**Required work:** From the entries below, copy every line holding the word "pirasong".
+ + +
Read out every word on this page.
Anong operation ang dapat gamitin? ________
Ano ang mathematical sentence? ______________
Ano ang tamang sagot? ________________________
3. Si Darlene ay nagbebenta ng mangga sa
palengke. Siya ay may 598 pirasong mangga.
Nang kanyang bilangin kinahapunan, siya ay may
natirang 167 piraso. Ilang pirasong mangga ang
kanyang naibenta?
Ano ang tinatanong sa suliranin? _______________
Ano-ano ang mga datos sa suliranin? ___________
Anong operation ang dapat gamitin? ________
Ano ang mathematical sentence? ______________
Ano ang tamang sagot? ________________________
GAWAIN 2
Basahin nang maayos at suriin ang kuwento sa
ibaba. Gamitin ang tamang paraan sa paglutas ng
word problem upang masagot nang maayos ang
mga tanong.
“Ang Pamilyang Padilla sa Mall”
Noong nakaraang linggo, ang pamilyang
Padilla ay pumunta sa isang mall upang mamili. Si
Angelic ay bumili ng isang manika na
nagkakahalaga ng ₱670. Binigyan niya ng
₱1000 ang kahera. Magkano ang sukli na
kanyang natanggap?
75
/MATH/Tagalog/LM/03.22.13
+ + +
**Response to this task:**
palengke. Siya ay may 598 pirasong mangga.
natirang 167 piraso. Ilang pirasong mangga ang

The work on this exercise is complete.